Data lines —

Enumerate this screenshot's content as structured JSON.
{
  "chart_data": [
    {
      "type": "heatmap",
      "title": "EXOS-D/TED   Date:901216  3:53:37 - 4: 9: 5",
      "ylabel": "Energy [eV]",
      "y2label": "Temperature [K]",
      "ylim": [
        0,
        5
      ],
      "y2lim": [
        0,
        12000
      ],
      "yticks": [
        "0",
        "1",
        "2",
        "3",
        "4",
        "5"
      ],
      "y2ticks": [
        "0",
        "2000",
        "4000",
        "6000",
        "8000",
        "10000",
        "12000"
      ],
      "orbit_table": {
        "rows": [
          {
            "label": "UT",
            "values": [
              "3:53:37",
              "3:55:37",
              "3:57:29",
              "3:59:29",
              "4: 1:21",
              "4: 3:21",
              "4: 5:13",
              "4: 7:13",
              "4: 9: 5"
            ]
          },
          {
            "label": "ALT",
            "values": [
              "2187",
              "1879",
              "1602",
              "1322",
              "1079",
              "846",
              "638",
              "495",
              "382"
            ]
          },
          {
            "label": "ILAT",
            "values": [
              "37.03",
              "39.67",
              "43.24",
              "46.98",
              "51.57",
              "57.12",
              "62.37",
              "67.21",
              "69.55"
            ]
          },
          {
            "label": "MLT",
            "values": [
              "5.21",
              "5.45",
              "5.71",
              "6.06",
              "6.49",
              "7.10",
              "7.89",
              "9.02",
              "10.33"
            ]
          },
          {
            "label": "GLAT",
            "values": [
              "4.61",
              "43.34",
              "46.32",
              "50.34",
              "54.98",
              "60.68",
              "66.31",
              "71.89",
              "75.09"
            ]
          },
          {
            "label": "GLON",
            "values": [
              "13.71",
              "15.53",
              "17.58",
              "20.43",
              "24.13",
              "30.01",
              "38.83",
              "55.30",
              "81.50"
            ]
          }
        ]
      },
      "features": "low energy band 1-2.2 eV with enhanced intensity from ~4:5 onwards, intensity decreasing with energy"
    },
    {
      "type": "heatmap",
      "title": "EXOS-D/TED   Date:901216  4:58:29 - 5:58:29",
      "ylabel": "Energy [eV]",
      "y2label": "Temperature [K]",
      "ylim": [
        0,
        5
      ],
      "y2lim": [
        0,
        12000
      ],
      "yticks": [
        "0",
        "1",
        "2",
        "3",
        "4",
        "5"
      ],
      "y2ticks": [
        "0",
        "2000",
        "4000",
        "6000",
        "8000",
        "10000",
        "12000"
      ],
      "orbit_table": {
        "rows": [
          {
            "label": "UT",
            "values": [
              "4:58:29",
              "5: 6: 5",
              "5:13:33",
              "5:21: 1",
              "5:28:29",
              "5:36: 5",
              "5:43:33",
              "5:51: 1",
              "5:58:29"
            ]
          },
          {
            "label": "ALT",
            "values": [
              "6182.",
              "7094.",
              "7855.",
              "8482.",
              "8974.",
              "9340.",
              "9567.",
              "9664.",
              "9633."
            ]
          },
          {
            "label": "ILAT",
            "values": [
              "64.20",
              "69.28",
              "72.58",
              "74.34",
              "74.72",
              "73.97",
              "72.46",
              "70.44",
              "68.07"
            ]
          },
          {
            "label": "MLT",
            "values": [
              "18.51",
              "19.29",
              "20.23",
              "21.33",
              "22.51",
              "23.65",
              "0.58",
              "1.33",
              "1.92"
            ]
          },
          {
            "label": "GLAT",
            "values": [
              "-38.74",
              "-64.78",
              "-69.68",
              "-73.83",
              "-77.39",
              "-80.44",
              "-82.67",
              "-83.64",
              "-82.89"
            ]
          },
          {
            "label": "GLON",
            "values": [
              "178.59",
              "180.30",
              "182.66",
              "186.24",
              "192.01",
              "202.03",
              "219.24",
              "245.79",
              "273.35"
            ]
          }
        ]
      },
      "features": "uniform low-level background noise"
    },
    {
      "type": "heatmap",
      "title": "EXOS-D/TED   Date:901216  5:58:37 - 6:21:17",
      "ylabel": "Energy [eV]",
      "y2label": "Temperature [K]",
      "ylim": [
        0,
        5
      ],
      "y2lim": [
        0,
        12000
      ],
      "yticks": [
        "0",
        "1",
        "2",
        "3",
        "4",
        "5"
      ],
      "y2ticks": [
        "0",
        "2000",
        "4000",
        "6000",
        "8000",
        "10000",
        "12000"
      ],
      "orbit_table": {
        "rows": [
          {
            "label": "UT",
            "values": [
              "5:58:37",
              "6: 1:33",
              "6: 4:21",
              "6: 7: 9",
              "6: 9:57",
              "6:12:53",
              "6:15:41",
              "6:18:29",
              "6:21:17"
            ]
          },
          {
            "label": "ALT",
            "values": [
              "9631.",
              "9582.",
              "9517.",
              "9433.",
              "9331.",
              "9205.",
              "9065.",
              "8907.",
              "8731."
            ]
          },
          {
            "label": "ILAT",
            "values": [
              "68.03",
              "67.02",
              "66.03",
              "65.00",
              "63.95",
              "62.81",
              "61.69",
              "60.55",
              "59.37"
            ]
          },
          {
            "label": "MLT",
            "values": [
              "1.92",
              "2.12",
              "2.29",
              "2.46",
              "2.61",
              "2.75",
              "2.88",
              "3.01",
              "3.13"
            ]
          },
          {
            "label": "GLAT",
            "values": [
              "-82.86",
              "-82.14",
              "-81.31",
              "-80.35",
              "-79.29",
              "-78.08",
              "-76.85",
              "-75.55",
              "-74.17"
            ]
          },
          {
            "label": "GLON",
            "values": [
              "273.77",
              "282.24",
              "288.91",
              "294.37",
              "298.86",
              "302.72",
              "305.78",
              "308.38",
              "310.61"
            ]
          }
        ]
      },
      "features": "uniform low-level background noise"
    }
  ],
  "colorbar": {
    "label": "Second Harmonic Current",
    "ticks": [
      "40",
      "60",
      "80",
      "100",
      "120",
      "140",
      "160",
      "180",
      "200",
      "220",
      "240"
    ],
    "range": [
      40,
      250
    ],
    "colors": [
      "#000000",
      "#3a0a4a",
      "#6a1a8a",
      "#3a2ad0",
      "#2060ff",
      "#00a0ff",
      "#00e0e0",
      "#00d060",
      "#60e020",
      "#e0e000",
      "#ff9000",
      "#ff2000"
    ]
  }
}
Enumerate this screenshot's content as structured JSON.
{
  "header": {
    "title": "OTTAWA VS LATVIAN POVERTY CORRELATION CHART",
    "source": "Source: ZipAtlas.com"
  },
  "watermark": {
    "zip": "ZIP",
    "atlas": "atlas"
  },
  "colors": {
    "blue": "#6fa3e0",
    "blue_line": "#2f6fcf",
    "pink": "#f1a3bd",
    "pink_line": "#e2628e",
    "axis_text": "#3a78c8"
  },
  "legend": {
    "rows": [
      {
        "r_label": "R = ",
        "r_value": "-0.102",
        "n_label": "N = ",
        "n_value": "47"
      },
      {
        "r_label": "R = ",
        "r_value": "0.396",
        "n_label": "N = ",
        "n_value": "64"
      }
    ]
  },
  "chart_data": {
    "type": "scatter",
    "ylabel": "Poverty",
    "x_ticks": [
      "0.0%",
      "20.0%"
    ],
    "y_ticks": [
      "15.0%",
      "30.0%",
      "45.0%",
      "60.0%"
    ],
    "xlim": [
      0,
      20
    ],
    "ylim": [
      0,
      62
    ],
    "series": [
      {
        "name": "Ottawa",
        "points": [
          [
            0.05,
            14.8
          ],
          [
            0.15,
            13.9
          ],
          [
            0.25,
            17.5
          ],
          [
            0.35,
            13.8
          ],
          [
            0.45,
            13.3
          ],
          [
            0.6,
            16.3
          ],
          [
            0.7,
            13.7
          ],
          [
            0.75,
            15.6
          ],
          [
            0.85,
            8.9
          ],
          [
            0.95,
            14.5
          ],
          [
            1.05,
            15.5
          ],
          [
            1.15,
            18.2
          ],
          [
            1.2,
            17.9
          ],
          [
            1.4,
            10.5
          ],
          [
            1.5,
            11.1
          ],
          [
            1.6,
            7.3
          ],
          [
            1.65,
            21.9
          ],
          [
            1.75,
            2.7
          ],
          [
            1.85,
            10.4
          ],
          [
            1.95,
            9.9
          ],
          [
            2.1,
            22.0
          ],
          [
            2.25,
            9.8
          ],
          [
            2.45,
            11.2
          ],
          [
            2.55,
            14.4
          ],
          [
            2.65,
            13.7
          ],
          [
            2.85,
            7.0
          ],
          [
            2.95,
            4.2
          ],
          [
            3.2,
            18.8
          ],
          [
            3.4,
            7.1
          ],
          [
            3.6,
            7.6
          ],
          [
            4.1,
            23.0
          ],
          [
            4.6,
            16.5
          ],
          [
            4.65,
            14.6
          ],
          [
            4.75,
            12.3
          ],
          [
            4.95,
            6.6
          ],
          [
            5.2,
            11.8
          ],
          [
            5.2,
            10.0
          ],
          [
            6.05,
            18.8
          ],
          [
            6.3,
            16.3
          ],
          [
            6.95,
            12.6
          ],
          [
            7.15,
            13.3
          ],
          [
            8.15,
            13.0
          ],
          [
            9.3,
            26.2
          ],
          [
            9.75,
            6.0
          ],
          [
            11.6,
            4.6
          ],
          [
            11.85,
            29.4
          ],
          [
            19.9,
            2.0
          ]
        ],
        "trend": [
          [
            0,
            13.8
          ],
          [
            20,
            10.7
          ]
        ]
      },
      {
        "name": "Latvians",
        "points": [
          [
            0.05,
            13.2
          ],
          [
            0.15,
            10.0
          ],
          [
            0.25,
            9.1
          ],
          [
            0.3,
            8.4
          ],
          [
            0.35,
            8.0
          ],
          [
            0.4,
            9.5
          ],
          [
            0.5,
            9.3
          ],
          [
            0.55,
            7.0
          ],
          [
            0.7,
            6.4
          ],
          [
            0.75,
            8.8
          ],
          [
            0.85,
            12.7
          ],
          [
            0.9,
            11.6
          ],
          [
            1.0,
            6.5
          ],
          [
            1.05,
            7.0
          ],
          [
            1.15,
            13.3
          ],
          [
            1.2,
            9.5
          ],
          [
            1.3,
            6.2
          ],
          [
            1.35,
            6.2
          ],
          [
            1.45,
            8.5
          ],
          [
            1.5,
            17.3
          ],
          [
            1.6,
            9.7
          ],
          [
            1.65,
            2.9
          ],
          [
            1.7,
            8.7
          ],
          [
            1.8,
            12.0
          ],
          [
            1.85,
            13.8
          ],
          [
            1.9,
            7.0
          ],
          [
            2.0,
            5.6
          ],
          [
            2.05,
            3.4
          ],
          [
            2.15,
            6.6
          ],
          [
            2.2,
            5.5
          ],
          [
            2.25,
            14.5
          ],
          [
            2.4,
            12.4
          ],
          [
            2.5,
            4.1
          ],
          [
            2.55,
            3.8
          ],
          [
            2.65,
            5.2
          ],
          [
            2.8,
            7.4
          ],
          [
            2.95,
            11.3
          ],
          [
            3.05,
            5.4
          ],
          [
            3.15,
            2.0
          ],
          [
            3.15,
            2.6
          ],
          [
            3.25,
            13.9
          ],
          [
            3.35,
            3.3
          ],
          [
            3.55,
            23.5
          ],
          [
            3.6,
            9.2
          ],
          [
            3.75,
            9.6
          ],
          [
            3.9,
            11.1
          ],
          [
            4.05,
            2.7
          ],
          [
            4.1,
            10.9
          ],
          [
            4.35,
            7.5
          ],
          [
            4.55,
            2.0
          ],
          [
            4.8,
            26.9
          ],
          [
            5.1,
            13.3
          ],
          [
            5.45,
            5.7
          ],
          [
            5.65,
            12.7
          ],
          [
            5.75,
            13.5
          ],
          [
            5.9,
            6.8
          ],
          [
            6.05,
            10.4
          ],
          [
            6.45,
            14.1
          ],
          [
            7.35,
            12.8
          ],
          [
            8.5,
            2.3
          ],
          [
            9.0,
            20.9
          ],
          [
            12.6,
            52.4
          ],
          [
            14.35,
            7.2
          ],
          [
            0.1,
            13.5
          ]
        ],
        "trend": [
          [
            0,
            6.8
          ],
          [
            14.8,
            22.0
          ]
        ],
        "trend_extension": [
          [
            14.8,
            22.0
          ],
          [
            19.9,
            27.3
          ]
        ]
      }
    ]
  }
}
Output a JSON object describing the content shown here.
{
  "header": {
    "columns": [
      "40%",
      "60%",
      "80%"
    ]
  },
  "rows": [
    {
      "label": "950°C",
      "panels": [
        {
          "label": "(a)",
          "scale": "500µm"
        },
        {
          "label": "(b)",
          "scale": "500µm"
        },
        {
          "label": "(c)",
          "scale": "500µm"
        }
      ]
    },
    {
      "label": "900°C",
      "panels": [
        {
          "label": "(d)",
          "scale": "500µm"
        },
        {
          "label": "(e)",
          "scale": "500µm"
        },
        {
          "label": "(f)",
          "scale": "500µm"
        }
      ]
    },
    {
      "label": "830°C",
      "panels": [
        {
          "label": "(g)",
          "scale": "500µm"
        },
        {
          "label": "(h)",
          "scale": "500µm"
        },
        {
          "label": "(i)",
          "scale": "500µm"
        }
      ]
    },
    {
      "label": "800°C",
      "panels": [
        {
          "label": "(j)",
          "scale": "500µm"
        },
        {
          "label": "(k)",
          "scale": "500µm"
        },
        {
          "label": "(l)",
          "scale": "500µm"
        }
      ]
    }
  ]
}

What you should do — From the records above, pull out each line that has "Date".

Response to the task —
      "title": "EXOS-D/TED   Date:901216  3:53:37 - 4: 9: 5",
      "title": "EXOS-D/TED   Date:901216  4:58:29 - 5:58:29",
      "title": "EXOS-D/TED   Date:901216  5:58:37 - 6:21:17",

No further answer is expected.